_What the task asks_. Could you rewrite the paragraph beginning "It is an area of Sweden" in the text on hurricane Gudrun below as a short list that keeps its main facts?

_Quoted text_.
The "pile of logs" is actually, as the article states, the world's largest lumber storage. And yes, it completely covers a former military airfield, once the homebase of a bomber squadron, so it is not exactly a small one either.
And this is only about one percent of the total amount of timber that was felled by the hurricane "Gudrun" which struck southern Sweden this january.
It is an area of Sweden with extensive forestry, and during those few hours of the hurricane, an amount of timber equal to about forty years of logging was brought down. Likewise, several hundreds of thousands were left without telephone or electricity for up to several months. The electricity grid was more or less wiped out, the railway traffic brought to a standstill for about a week, several roads completely washed out, and literally every road in the area damaged to some extent.
A lot fo these forests were owned by small part-time farmers, and represented their life savings. Few had an extra storm insurance, since that was and is an expensive form of insurance that is percieved as very hard to get any renumeration from. The result was that quite a few people literally lost everything they had -as small farmers, most of their farm was in debt to various banks, with the forest as collateral.
While the process of clearing out the stormfelled forests started quickly, it is important to remember that modern lumber mills demand very specific qualities of the lumber as regards length, fibre density and so on. This meant that a lot of the stormfelled timber was only good for the cheapest grades of paper pulp, since the quality was unspecified. So even if the forestry farmers could sell off their timber, they did so at a heavy loss. More people have comitted suicide out of desperation after the hurricane than died during the storm itself.

_Supplied data_.

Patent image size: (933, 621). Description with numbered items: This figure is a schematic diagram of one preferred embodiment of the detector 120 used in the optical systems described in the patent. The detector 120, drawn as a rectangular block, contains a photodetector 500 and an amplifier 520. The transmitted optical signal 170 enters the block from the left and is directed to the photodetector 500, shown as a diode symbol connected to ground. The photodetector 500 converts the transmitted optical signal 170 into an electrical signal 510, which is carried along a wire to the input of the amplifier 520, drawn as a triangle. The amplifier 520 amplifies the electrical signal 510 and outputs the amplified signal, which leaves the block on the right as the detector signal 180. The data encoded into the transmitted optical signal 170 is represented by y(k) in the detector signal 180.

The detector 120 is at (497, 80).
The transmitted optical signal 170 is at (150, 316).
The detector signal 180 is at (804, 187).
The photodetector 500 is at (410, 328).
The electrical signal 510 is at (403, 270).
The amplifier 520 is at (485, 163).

_Output for this exercise_.
- The area of Sweden is heavily forested.
- In a few hours, the hurricane brought down about forty years' worth of logging.
- Several hundreds of thousands were left without telephone or electricity for up to several months.
- The electricity grid was more or less wiped out.
- Railway traffic stopped for about a week.
- Several roads were completely washed out, and every road in the area was damaged to some extent.